■ INSTRUCTIONS FOR THE TASK ■
Look through the lines below and extract each one that contains "только".

■ MATERIAL ■

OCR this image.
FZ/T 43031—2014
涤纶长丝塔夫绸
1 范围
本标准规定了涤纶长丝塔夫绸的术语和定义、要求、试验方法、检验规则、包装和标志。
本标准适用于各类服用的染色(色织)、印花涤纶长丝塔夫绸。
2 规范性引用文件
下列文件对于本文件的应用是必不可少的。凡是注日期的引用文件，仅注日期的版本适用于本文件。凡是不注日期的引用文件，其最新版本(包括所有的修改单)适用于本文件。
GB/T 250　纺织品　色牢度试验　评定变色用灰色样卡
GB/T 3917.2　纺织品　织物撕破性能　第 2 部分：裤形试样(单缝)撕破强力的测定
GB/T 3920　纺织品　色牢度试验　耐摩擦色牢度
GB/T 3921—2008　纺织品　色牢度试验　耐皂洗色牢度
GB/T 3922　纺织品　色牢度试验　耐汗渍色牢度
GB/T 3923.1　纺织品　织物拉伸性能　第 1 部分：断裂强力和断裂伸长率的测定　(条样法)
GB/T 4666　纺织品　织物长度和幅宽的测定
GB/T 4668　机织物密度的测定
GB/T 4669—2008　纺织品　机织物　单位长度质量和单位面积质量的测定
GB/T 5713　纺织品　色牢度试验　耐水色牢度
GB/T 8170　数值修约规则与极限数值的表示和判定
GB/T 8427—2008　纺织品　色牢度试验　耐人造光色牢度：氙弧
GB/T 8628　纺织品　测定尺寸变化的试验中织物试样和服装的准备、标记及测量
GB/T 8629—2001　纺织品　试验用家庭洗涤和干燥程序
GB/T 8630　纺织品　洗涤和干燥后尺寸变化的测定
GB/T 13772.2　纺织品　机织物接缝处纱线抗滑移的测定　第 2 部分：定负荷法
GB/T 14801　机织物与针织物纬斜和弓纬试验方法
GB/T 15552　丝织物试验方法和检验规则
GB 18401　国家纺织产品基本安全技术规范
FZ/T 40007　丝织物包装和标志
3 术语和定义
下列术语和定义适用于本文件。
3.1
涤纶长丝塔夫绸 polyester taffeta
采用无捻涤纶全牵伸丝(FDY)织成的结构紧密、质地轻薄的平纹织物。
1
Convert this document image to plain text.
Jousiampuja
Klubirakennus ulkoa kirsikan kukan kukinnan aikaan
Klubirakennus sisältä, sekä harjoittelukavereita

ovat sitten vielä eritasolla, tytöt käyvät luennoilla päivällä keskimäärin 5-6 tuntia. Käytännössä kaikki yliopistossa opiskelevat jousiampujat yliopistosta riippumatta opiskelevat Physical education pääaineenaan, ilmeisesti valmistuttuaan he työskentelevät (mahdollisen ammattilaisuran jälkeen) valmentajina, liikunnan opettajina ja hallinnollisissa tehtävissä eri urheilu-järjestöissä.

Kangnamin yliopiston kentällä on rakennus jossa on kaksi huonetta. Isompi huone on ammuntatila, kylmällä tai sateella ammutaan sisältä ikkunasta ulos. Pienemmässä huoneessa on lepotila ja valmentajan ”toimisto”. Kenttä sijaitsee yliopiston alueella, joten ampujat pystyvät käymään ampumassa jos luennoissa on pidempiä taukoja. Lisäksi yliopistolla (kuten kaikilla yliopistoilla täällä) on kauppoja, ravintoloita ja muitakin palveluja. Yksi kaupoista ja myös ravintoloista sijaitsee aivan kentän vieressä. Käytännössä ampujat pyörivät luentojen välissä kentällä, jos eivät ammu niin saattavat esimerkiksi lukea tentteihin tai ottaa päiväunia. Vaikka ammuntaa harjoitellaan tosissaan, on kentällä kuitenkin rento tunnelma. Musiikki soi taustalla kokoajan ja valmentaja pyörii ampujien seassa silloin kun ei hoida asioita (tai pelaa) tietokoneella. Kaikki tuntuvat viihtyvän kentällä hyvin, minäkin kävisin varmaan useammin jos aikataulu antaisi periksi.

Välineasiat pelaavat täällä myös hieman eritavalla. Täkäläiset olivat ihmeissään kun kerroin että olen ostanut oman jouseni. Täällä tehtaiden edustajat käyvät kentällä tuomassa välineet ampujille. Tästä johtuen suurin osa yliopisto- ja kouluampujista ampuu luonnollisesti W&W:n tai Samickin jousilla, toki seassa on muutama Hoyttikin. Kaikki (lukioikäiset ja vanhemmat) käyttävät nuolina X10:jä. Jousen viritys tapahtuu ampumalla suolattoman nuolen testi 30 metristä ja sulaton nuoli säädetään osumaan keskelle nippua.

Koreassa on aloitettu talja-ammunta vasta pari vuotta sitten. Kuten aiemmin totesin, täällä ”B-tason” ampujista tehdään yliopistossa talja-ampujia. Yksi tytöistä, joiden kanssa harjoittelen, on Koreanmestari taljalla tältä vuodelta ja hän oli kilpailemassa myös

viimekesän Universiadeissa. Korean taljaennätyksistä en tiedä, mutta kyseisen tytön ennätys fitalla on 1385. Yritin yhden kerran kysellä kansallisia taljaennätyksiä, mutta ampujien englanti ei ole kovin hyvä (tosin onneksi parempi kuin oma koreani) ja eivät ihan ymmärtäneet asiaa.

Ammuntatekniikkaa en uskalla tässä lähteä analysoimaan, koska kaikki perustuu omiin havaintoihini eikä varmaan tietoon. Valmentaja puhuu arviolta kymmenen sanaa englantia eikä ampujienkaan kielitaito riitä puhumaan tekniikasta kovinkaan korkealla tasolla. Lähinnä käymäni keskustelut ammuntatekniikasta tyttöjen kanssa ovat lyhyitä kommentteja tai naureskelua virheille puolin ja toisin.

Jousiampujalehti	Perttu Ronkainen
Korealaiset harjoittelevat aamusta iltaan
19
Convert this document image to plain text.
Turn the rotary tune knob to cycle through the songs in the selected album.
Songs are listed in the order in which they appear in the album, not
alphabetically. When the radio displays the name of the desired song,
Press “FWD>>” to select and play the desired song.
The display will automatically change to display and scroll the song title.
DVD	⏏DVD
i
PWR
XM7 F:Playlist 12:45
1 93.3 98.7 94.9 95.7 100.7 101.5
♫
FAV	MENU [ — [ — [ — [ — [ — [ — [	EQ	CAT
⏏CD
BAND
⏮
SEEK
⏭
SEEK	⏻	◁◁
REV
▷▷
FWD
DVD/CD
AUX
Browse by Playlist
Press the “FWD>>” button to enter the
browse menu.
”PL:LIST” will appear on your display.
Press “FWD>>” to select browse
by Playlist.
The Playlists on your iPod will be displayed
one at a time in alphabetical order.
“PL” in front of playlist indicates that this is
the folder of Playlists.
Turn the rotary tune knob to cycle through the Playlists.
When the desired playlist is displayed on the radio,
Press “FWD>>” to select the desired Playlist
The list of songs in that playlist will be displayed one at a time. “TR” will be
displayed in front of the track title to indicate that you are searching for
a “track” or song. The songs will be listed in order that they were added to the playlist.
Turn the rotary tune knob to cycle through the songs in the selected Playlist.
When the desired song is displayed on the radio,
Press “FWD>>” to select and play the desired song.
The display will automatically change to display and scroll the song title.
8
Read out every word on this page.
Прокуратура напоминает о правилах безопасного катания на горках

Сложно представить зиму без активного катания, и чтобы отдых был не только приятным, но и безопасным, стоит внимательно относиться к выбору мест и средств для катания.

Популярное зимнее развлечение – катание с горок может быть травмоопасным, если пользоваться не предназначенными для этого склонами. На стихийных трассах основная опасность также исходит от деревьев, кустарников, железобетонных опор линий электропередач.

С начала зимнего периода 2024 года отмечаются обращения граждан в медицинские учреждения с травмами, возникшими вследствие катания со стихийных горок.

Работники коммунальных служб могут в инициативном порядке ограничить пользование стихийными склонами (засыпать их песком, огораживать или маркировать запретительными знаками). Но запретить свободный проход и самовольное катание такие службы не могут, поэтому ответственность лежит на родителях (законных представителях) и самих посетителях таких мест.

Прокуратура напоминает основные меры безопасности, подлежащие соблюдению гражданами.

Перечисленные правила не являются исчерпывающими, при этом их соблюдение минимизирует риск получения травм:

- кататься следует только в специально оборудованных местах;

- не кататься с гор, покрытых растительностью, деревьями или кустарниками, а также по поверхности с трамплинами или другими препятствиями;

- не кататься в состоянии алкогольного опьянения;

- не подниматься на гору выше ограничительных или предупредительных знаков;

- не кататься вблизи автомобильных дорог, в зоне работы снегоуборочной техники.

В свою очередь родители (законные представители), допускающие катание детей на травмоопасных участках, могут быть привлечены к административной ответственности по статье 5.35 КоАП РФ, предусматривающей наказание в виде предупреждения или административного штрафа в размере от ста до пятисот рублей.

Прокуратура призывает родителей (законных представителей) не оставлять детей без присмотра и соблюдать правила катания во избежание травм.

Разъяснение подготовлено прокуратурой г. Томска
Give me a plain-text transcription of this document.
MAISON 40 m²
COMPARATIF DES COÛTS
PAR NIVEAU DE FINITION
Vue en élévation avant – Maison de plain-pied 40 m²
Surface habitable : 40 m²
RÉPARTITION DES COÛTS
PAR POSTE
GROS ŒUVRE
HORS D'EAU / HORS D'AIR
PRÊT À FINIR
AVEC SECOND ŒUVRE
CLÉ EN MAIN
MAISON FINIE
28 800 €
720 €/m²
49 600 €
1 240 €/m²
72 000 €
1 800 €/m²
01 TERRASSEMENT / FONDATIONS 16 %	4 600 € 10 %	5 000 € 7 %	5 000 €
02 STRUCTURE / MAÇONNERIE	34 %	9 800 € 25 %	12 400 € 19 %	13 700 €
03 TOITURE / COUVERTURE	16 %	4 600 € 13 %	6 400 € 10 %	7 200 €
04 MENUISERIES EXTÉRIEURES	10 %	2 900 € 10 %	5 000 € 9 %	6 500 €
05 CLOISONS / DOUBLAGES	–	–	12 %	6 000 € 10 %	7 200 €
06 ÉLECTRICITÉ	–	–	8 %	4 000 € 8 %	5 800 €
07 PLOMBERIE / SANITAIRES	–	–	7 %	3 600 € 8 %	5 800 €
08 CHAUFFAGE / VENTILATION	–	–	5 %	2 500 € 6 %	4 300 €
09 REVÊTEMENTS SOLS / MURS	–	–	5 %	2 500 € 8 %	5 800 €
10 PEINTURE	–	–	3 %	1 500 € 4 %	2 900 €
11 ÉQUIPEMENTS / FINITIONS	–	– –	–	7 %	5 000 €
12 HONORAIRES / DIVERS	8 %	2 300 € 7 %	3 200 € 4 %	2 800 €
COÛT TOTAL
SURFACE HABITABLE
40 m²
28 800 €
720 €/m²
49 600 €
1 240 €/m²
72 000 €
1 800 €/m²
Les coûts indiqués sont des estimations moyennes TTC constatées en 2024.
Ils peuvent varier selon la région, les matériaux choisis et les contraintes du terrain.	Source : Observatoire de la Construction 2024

■ FULL RESPONSE ■
Сложно представить зиму без активного катания, и чтобы отдых был не только приятным, но и безопасным, стоит внимательно относиться к выбору мест и средств для катания.
- кататься следует только в специально оборудованных местах;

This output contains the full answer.